Tareas del ejercicio:
[A] Enumera, en orden de aparición, los participios pasados que hay en el texto mostrado desde "Poco a poco" hasta el final.
[B] Indica si cada afirmación coincide con el texto mostrado: (i) la luz se describe como fría y azulada; (ii) los edificios comunales aparecen en ruinas; (iii) la cámara permanece fija sobre los transeúntes. Responde sí o no y cita las palabras del texto que lo deciden.
[C] Reproduce literalmente el fragmento del texto mostrado que empieza en las palabras "La luz baña" y termina después de "momentos, resulta desconcertante.", por favor.

Texto mostrado:
****************

La luz baña dorada y cálida los espacios en los que hay el atisbo de la esperanza, pero las sombras se esparcen con siniestras lentitud cuando el tono y el ritmo de la película cambian.
Poco a poco, la percepción sobre los espacios y su relación con quienes los habitan crea una interesante tensión argumental a la que Balagov saca un considerable provecho. Sus largos planos de los edificios comunales en ruinas, la forma en que la cámara sigue de un lado a otro a los transeúntes — aturdidos y sacudidos por un vacío interior inquietante — hacen de la película una mezcla de belleza y una tensa nostalgia que por momentos, resulta desconcertante.
Mucho más aun, cuando el director tiene la firme intención de retratar la fealdad y los rigores del miedo como pequeñas metáforas de considerable atractivo visual. De pronto, los lugares destruidos emergen como precisos símbolos de atractivo casi pictórico para narrar lo que ocurre tras la ciudad en escombros, destruida y aplastada por el miedo.

****************

Datos proporcionados:
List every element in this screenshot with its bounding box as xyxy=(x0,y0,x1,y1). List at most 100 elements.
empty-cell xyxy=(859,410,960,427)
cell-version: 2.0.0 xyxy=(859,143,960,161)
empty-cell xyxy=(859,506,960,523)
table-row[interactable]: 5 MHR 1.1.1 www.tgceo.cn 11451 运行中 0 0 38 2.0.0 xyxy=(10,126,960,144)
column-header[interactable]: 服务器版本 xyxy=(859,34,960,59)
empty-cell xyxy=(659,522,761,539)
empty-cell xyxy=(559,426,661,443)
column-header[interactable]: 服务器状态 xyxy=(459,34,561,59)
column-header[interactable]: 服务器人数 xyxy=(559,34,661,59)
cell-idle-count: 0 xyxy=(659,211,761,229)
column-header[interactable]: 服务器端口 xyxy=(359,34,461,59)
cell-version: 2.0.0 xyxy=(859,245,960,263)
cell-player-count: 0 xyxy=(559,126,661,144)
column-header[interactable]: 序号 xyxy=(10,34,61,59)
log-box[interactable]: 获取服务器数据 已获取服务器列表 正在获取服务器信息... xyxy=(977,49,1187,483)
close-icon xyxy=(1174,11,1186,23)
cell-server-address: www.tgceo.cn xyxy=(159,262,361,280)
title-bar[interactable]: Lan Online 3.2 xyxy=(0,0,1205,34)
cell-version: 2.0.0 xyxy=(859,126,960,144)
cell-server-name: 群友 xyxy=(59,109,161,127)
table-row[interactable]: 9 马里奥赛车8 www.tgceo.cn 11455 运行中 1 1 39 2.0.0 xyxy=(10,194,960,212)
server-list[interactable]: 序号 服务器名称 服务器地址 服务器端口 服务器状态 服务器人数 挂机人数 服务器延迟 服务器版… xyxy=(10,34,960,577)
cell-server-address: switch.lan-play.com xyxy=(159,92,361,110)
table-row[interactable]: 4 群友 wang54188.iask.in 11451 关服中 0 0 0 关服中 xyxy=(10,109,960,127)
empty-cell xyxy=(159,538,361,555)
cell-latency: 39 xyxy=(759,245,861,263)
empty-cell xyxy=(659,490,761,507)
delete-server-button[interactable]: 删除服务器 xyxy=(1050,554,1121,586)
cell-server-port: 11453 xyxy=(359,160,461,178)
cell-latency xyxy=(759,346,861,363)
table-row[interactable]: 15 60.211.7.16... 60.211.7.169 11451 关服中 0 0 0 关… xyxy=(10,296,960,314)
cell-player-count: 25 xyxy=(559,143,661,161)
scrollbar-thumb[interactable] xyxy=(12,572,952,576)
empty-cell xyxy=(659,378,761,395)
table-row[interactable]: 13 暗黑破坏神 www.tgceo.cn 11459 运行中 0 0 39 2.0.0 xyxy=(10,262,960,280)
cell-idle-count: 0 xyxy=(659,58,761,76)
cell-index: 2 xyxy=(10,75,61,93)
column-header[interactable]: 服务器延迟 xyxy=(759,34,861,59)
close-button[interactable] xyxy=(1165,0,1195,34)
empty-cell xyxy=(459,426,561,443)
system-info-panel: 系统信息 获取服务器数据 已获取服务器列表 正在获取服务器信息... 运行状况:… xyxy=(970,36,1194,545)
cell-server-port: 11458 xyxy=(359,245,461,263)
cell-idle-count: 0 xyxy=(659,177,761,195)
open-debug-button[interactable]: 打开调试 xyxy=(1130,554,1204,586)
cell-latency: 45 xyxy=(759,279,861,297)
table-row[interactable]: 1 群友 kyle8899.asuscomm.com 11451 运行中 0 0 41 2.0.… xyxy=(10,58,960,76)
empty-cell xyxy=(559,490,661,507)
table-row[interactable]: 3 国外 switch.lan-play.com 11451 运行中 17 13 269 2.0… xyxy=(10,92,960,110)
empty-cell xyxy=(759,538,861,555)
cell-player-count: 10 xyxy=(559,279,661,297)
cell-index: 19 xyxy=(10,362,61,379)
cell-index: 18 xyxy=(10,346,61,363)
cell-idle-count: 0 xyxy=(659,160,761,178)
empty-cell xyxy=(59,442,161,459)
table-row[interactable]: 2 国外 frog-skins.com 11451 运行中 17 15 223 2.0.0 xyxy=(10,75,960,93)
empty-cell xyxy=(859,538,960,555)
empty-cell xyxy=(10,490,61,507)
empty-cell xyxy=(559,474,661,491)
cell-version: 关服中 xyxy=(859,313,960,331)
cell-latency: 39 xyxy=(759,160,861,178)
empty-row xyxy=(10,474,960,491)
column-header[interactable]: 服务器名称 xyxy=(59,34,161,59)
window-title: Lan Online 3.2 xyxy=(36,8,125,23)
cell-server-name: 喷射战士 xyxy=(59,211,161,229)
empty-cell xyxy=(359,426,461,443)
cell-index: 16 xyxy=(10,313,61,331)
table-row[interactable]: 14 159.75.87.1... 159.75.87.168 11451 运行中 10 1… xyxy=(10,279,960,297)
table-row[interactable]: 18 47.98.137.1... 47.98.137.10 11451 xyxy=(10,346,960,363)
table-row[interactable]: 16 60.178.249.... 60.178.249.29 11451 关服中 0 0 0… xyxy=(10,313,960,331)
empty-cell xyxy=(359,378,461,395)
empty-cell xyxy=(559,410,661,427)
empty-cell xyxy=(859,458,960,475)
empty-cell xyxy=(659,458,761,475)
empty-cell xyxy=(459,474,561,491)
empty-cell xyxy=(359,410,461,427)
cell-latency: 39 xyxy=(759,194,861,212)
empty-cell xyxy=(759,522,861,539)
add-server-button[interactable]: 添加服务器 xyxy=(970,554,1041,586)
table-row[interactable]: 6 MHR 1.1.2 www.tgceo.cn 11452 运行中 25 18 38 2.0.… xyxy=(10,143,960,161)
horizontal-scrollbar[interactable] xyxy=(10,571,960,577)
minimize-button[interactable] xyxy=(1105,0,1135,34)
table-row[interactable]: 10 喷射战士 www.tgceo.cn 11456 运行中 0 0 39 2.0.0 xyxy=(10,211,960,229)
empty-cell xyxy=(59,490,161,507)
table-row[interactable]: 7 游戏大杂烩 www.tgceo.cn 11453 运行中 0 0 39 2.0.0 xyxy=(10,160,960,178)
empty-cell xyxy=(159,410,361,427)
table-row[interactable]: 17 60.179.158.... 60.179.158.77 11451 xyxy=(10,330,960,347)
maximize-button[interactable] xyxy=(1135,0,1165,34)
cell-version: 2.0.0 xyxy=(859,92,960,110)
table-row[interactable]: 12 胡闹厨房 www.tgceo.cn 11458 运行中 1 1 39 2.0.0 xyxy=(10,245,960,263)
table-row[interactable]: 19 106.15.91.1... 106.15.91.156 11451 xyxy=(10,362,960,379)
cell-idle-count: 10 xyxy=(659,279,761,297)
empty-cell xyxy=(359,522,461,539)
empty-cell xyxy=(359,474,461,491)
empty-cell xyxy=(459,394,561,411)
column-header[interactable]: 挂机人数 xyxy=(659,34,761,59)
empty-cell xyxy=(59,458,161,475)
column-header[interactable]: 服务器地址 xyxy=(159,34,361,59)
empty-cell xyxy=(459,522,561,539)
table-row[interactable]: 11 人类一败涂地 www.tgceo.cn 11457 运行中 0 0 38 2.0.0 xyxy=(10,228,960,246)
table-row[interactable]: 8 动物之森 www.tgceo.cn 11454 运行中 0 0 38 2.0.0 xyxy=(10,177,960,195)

****************

Respuestas:
[A] aturdidos, sacudidos, destruidos, destruida, aplastada

[B]
(i) No: "La luz baña dorada y cálida los espacios"
(ii) Sí: "Sus largos planos de los edificios comunales en ruinas"
(iii) No: "la cámara sigue de un lado a otro a los transeúntes"

[C]
La luz baña dorada y cálida los espacios en los que hay el atisbo de la esperanza, pero las sombras se esparcen con siniestras lentitud cuando el tono y el ritmo de la película cambian.
Poco a poco, la percepción sobre los espacios y su relación con quienes los habitan crea una interesante tensión argumental a la que Balagov saca un considerable provecho. Sus largos planos de los edificios comunales en ruinas, la forma en que la cámara sigue de un lado a otro a los transeúntes — aturdidos y sacudidos por un vacío interior inquietante — hacen de la película una mezcla de belleza y una tensa nostalgia que por momentos, resulta desconcertante.